-- Start of INPUT RECORDS --

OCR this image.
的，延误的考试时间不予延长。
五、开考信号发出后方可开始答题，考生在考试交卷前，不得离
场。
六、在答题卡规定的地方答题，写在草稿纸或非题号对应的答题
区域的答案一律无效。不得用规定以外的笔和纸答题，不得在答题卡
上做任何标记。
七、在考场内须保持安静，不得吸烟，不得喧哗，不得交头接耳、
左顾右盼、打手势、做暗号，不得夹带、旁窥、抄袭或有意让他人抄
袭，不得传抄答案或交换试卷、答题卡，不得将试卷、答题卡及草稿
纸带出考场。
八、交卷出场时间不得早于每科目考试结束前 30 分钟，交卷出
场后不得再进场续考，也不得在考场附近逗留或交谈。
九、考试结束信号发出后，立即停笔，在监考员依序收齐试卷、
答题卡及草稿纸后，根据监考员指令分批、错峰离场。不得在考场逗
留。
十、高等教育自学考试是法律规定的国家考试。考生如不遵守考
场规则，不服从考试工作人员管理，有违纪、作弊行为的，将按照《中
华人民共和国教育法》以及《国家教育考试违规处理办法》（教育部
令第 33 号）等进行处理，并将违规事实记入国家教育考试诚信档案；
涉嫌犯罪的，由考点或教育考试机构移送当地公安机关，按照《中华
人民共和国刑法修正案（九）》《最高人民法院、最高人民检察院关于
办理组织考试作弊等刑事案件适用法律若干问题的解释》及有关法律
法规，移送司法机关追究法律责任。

-- End of INPUT RECORDS --

*WHAT YOU NEED TO DO*
Extract the listing in its entirety and repeat it exactly.

*SOLUTION FOR THIS EXERCISE*
OCR this image.
的，延误的考试时间不予延长。
五、开考信号发出后方可开始答题，考生在考试交卷前，不得离
场。
六、在答题卡规定的地方答题，写在草稿纸或非题号对应的答题
区域的答案一律无效。不得用规定以外的笔和纸答题，不得在答题卡
上做任何标记。
七、在考场内须保持安静，不得吸烟，不得喧哗，不得交头接耳、
左顾右盼、打手势、做暗号，不得夹带、旁窥、抄袭或有意让他人抄
袭，不得传抄答案或交换试卷、答题卡，不得将试卷、答题卡及草稿
纸带出考场。
八、交卷出场时间不得早于每科目考试结束前 30 分钟，交卷出
场后不得再进场续考，也不得在考场附近逗留或交谈。
九、考试结束信号发出后，立即停笔，在监考员依序收齐试卷、
答题卡及草稿纸后，根据监考员指令分批、错峰离场。不得在考场逗
留。
十、高等教育自学考试是法律规定的国家考试。考生如不遵守考
场规则，不服从考试工作人员管理，有违纪、作弊行为的，将按照《中
华人民共和国教育法》以及《国家教育考试违规处理办法》（教育部
令第 33 号）等进行处理，并将违规事实记入国家教育考试诚信档案；
涉嫌犯罪的，由考点或教育考试机构移送当地公安机关，按照《中华
人民共和国刑法修正案（九）》《最高人民法院、最高人民检察院关于
办理组织考试作弊等刑事案件适用法律若干问题的解释》及有关法律
法规，移送司法机关追究法律责任。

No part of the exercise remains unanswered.